__Exercise goal__
Name every function called through the Logged prefix (such as Logged.tell) in the document excerpt on the Logged type.
··· Document excerpt
Logged.tell records a single entry with no meaningful value. It is the atomic logging operation:

const entry: Logged<string, undefined> = Logged.tell("processing started");
// { value: undefined, log: ["processing started"] }

map changes the value without touching the log:

const doubled = pipe(
	Logged.make<string, number>(5),
	Logged.map(n => n * 2),
);
// { value: 10, log: [] }

Any log entries already present are carried forward unchanged:

const result: Logged<string, number> = { value: 3, log: ["loaded"] };
const bigger = pipe(result, Logged.map(n => n + 1));
// { value: 4, log: ["loaded"] }

chain is the key operation. It passes the value of one Logged to a function that returns another Logged, and automatically concatenates both logs:

const program = pipe(
	Logged.make<string, number>(1),
	Logged.chain(n => pipe(Logged.tell("incremented"), Logged.map(() => n + 1))),
	Logged.chain(n => pipe(Logged.tell("doubled"), Logged.map(() => n * 2))),
);

Logged.run(program); // [4, ["incremented", "doubled"]]

No function in the chain touches the log from a previous step — the concatenation is handled by chain itself. Each step only declares its own entries.

Suppose you are applying a sequence of business rules to a discount calculation. Each rule may apply a modifier and should record its reasoning:

type Rule = (price: number) => Logged<string, number>;

const memberDiscount: Rule = (price) =>
	price > 100
		? pipe(Logged.tell("member discount: -10%"), Logged.map(() => price * 0.9))
······
··· Data for analysis
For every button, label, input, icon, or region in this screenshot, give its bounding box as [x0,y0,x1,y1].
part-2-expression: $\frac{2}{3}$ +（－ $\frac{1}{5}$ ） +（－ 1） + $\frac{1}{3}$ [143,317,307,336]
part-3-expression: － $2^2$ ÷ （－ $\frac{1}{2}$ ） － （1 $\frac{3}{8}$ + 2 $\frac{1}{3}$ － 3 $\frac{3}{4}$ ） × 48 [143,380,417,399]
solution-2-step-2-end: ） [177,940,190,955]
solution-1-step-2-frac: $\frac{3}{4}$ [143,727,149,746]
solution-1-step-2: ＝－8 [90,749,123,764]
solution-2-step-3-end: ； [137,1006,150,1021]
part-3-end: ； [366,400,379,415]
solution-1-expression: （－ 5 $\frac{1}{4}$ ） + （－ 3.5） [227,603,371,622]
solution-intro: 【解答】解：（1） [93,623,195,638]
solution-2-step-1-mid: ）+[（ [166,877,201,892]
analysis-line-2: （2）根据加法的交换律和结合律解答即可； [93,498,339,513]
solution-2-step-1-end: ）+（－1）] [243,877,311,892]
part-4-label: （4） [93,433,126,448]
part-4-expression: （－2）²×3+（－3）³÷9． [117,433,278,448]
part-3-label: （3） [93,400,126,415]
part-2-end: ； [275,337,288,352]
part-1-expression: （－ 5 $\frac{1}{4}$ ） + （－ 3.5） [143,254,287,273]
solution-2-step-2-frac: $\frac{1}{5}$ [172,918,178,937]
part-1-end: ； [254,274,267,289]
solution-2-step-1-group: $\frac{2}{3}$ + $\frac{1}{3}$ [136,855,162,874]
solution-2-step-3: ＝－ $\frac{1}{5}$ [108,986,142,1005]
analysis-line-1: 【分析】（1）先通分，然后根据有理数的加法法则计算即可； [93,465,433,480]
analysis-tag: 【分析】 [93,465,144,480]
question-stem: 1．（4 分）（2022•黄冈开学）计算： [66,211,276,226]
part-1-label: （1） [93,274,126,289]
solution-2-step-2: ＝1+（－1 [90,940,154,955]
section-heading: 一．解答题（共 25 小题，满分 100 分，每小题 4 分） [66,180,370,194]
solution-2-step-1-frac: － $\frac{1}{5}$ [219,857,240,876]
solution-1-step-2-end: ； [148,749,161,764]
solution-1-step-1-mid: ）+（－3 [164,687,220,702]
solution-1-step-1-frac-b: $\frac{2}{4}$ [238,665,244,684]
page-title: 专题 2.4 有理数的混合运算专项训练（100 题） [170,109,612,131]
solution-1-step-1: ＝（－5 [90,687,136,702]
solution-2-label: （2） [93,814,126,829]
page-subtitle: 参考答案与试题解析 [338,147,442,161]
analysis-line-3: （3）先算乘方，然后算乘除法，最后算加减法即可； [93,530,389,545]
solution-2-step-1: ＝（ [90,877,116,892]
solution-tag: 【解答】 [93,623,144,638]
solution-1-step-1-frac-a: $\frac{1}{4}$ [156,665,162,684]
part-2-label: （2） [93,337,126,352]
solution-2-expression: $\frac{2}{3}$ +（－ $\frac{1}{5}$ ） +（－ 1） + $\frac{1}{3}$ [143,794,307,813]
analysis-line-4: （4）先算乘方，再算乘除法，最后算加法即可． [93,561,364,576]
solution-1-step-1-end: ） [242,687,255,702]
······
__Exercise response__
Logged.tell, Logged.make, Logged.map, Logged.chain, Logged.run